**TASK TO COMPLETE:** Extract all of the entries and set them down verbatim.

===== MATERIAL =====

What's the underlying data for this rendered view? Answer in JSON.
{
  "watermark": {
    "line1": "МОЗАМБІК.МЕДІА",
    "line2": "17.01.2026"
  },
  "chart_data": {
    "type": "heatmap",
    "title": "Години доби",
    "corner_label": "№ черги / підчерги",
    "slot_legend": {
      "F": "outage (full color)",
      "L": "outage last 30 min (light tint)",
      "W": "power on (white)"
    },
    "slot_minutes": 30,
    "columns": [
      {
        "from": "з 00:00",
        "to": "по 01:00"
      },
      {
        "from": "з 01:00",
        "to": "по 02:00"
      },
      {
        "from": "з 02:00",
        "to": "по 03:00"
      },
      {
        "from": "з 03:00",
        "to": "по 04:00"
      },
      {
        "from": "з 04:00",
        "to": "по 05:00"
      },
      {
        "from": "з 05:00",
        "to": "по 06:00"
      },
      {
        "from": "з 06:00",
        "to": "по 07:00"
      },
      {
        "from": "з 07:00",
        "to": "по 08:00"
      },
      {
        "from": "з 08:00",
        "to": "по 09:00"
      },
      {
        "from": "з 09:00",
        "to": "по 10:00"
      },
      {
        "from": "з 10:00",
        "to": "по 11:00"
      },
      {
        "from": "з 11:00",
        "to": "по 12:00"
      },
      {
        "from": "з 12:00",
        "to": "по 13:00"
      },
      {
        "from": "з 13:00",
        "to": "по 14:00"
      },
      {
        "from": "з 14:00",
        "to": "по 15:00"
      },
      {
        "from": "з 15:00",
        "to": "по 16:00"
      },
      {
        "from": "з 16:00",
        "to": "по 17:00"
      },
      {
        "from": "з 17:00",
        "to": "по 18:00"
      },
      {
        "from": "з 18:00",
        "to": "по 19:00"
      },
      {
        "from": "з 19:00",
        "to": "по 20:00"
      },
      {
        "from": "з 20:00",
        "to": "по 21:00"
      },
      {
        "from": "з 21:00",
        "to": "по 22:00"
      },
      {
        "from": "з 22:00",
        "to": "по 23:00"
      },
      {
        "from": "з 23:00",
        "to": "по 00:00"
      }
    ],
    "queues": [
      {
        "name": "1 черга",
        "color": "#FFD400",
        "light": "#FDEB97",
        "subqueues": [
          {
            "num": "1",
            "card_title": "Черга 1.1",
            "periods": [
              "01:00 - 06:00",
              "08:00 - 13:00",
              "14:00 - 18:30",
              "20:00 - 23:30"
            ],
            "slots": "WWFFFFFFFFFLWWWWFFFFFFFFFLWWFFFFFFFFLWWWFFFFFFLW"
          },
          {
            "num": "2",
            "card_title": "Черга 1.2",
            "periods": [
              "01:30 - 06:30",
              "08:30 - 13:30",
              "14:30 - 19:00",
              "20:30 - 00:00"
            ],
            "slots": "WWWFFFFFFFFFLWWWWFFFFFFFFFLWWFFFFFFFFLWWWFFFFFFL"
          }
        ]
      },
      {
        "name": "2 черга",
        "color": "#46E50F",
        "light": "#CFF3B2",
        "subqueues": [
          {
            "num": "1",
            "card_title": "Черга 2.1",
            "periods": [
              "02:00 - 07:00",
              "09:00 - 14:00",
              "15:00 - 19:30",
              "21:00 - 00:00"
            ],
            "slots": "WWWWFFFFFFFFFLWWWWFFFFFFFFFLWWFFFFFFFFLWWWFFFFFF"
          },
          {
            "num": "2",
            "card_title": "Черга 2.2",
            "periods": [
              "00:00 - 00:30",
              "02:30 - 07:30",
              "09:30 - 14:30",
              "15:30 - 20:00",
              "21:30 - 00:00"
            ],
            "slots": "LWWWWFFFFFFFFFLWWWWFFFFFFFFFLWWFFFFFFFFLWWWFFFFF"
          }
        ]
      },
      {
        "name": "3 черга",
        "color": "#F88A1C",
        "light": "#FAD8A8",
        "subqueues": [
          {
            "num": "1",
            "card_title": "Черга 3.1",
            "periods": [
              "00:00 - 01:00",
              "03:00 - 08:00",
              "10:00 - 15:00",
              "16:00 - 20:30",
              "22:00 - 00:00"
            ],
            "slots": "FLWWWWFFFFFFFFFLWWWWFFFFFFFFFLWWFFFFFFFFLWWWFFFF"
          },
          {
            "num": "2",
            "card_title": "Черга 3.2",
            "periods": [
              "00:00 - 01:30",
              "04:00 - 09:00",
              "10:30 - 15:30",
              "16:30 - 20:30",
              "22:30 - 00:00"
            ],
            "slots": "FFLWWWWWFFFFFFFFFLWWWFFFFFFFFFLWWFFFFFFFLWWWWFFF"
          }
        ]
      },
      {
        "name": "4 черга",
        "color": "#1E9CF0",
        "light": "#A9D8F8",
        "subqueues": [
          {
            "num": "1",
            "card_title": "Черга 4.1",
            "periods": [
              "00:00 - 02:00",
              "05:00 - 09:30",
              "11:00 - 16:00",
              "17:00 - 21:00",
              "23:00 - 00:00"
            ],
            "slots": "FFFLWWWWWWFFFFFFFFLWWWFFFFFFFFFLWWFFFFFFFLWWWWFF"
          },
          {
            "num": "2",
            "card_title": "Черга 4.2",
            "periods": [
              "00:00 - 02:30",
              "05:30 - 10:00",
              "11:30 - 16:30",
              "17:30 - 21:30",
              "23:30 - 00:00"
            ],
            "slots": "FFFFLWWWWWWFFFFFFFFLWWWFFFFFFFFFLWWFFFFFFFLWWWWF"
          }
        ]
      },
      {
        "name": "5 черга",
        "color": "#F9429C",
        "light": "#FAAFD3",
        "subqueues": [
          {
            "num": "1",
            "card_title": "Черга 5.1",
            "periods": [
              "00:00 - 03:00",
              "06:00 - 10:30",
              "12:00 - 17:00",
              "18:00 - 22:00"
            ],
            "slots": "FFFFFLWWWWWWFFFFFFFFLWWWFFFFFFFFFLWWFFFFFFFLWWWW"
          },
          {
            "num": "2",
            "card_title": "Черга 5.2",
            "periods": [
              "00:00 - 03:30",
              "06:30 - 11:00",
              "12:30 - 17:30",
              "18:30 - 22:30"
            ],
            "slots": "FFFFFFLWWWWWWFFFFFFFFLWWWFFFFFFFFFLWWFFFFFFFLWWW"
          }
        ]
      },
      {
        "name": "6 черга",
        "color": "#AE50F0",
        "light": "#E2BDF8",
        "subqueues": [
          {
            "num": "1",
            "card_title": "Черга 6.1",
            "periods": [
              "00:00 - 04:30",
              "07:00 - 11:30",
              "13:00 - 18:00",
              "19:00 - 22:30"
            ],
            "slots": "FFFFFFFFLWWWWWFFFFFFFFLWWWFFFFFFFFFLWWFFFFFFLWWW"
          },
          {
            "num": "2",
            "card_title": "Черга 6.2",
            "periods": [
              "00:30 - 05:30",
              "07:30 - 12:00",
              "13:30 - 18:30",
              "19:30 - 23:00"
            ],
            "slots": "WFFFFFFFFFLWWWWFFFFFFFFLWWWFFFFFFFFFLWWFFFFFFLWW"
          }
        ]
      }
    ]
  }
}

=====

**REPLY TO THE EXERCISE:**
What's the underlying data for this rendered view? Answer in JSON.
{
  "watermark": {
    "line1": "МОЗАМБІК.МЕДІА",
    "line2": "17.01.2026"
  },
  "chart_data": {
    "type": "heatmap",
    "title": "Години доби",
    "corner_label": "№ черги / підчерги",
    "slot_legend": {
      "F": "outage (full color)",
      "L": "outage last 30 min (light tint)",
      "W": "power on (white)"
    },
    "slot_minutes": 30,
    "columns": [
      {
        "from": "з 00:00",
        "to": "по 01:00"
      },
      {
        "from": "з 01:00",
        "to": "по 02:00"
      },
      {
        "from": "з 02:00",
        "to": "по 03:00"
      },
      {
        "from": "з 03:00",
        "to": "по 04:00"
      },
      {
        "from": "з 04:00",
        "to": "по 05:00"
      },
      {
        "from": "з 05:00",
        "to": "по 06:00"
      },
      {
        "from": "з 06:00",
        "to": "по 07:00"
      },
      {
        "from": "з 07:00",
        "to": "по 08:00"
      },
      {
        "from": "з 08:00",
        "to": "по 09:00"
      },
      {
        "from": "з 09:00",
        "to": "по 10:00"
      },
      {
        "from": "з 10:00",
        "to": "по 11:00"
      },
      {
        "from": "з 11:00",
        "to": "по 12:00"
      },
      {
        "from": "з 12:00",
        "to": "по 13:00"
      },
      {
        "from": "з 13:00",
        "to": "по 14:00"
      },
      {
        "from": "з 14:00",
        "to": "по 15:00"
      },
      {
        "from": "з 15:00",
        "to": "по 16:00"
      },
      {
        "from": "з 16:00",
        "to": "по 17:00"
      },
      {
        "from": "з 17:00",
        "to": "по 18:00"
      },
      {
        "from": "з 18:00",
        "to": "по 19:00"
      },
      {
        "from": "з 19:00",
        "to": "по 20:00"
      },
      {
        "from": "з 20:00",
        "to": "по 21:00"
      },
      {
        "from": "з 21:00",
        "to": "по 22:00"
      },
      {
        "from": "з 22:00",
        "to": "по 23:00"
      },
      {
        "from": "з 23:00",
        "to": "по 00:00"
      }
    ],
    "queues": [
      {
        "name": "1 черга",
        "color": "#FFD400",
        "light": "#FDEB97",
        "subqueues": [
          {
            "num": "1",
            "card_title": "Черга 1.1",
            "periods": [
              "01:00 - 06:00",
              "08:00 - 13:00",
              "14:00 - 18:30",
              "20:00 - 23:30"
            ],
            "slots": "WWFFFFFFFFFLWWWWFFFFFFFFFLWWFFFFFFFFLWWWFFFFFFLW"
          },
          {
            "num": "2",
            "card_title": "Черга 1.2",
            "periods": [
              "01:30 - 06:30",
              "08:30 - 13:30",
              "14:30 - 19:00",
              "20:30 - 00:00"
            ],
            "slots": "WWWFFFFFFFFFLWWWWFFFFFFFFFLWWFFFFFFFFLWWWFFFFFFL"
          }
        ]
      },
      {
        "name": "2 черга",
        "color": "#46E50F",
        "light": "#CFF3B2",
        "subqueues": [
          {
            "num": "1",
            "card_title": "Черга 2.1",
            "periods": [
              "02:00 - 07:00",
              "09:00 - 14:00",
              "15:00 - 19:30",
              "21:00 - 00:00"
            ],
            "slots": "WWWWFFFFFFFFFLWWWWFFFFFFFFFLWWFFFFFFFFLWWWFFFFFF"
          },
          {
            "num": "2",
            "card_title": "Черга 2.2",
            "periods": [
              "00:00 - 00:30",
              "02:30 - 07:30",
              "09:30 - 14:30",
              "15:30 - 20:00",
              "21:30 - 00:00"
            ],
            "slots": "LWWWWFFFFFFFFFLWWWWFFFFFFFFFLWWFFFFFFFFLWWWFFFFF"
          }
        ]
      },
      {
        "name": "3 черга",
        "color": "#F88A1C",
        "light": "#FAD8A8",
        "subqueues": [
          {
            "num": "1",
            "card_title": "Черга 3.1",
            "periods": [
              "00:00 - 01:00",
              "03:00 - 08:00",
              "10:00 - 15:00",
              "16:00 - 20:30",
              "22:00 - 00:00"
            ],
            "slots": "FLWWWWFFFFFFFFFLWWWWFFFFFFFFFLWWFFFFFFFFLWWWFFFF"
          },
          {
            "num": "2",
            "card_title": "Черга 3.2",
            "periods": [
              "00:00 - 01:30",
              "04:00 - 09:00",
              "10:30 - 15:30",
              "16:30 - 20:30",
              "22:30 - 00:00"
            ],
            "slots": "FFLWWWWWFFFFFFFFFLWWWFFFFFFFFFLWWFFFFFFFLWWWWFFF"
          }
        ]
      },
      {
        "name": "4 черга",
        "color": "#1E9CF0",
        "light": "#A9D8F8",
        "subqueues": [
          {
            "num": "1",
            "card_title": "Черга 4.1",
            "periods": [
              "00:00 - 02:00",
              "05:00 - 09:30",
              "11:00 - 16:00",
              "17:00 - 21:00",
              "23:00 - 00:00"
            ],
            "slots": "FFFLWWWWWWFFFFFFFFLWWWFFFFFFFFFLWWFFFFFFFLWWWWFF"
          },
          {
            "num": "2",
            "card_title": "Черга 4.2",
            "periods": [
              "00:00 - 02:30",
              "05:30 - 10:00",
              "11:30 - 16:30",
              "17:30 - 21:30",
              "23:30 - 00:00"
            ],
            "slots": "FFFFLWWWWWWFFFFFFFFLWWWFFFFFFFFFLWWFFFFFFFLWWWWF"
          }
        ]
      },
      {
        "name": "5 черга",
        "color": "#F9429C",
        "light": "#FAAFD3",
        "subqueues": [
          {
            "num": "1",
            "card_title": "Черга 5.1",
            "periods": [
              "00:00 - 03:00",
              "06:00 - 10:30",
              "12:00 - 17:00",
              "18:00 - 22:00"
            ],
            "slots": "FFFFFLWWWWWWFFFFFFFFLWWWFFFFFFFFFLWWFFFFFFFLWWWW"
          },
          {
            "num": "2",
            "card_title": "Черга 5.2",
            "periods": [
              "00:00 - 03:30",
              "06:30 - 11:00",
              "12:30 - 17:30",
              "18:30 - 22:30"
            ],
            "slots": "FFFFFFLWWWWWWFFFFFFFFLWWWFFFFFFFFFLWWFFFFFFFLWWW"
          }
        ]
      },
      {
        "name": "6 черга",
        "color": "#AE50F0",
        "light": "#E2BDF8",
        "subqueues": [
          {
            "num": "1",
            "card_title": "Черга 6.1",
            "periods": [
              "00:00 - 04:30",
              "07:00 - 11:30",
              "13:00 - 18:00",
              "19:00 - 22:30"
            ],
            "slots": "FFFFFFFFLWWWWWFFFFFFFFLWWWFFFFFFFFFLWWFFFFFFLWWW"
          },
          {
            "num": "2",
            "card_title": "Черга 6.2",
            "periods": [
              "00:30 - 05:30",
              "07:30 - 12:00",
              "13:30 - 18:30",
              "19:30 - 23:00"
            ],
            "slots": "WFFFFFFFFFLWWWWFFFFFFFFLWWWFFFFFFFFFLWWFFFFFFLWW"
          }
        ]
      }
    ]
  }
}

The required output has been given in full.